> _REQUIRED TASK_:
Beginning at the line that contains "Transcribe the text in this document." and ending at the last line of the entries, write out each line exactly; include nothing outside that span.

> _DATA EXTRACT_:
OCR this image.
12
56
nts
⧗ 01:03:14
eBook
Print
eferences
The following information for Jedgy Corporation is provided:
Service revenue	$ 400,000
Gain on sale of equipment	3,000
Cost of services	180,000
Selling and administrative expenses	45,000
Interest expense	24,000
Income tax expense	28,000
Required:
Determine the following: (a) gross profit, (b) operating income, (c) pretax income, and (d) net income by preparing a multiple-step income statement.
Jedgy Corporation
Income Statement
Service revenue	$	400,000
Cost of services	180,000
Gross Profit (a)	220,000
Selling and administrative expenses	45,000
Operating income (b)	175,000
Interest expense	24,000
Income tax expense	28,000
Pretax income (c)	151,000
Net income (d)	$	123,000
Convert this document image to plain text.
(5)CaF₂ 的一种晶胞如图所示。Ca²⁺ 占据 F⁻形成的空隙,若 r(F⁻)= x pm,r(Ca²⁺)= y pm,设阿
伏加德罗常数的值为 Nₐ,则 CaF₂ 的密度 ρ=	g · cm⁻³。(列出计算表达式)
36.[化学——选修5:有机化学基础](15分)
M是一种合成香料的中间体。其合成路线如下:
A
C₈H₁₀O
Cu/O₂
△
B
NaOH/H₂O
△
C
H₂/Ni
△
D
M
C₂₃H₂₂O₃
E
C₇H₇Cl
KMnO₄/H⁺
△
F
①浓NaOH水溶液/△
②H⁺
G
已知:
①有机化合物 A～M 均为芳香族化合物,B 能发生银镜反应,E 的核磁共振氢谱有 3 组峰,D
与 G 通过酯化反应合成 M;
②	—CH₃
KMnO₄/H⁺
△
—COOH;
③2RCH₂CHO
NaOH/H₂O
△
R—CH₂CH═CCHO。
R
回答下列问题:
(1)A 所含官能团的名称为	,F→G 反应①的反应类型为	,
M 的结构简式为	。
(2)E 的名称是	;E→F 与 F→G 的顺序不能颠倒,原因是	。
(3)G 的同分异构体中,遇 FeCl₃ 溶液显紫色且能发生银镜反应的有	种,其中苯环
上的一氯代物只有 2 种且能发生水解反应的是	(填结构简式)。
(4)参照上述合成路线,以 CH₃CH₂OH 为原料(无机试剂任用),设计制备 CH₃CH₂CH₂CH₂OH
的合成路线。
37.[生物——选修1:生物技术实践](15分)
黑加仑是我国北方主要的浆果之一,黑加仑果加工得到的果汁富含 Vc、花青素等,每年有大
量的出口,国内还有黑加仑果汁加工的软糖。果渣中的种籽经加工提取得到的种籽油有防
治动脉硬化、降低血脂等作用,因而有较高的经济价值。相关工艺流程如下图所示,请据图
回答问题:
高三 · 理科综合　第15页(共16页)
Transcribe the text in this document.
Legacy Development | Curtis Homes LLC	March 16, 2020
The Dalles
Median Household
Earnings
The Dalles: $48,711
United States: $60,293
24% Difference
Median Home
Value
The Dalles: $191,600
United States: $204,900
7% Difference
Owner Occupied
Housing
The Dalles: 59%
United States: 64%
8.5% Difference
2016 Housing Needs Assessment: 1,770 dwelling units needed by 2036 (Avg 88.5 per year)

> _WORKED ANSWER_:
Transcribe the text in this document.
Legacy Development | Curtis Homes LLC	March 16, 2020
The Dalles
Median Household
Earnings
The Dalles: $48,711
United States: $60,293
24% Difference
Median Home
Value
The Dalles: $191,600
United States: $204,900
7% Difference
Owner Occupied
Housing
The Dalles: 59%
United States: 64%
8.5% Difference
2016 Housing Needs Assessment: 1,770 dwelling units needed by 2036 (Avg 88.5 per year)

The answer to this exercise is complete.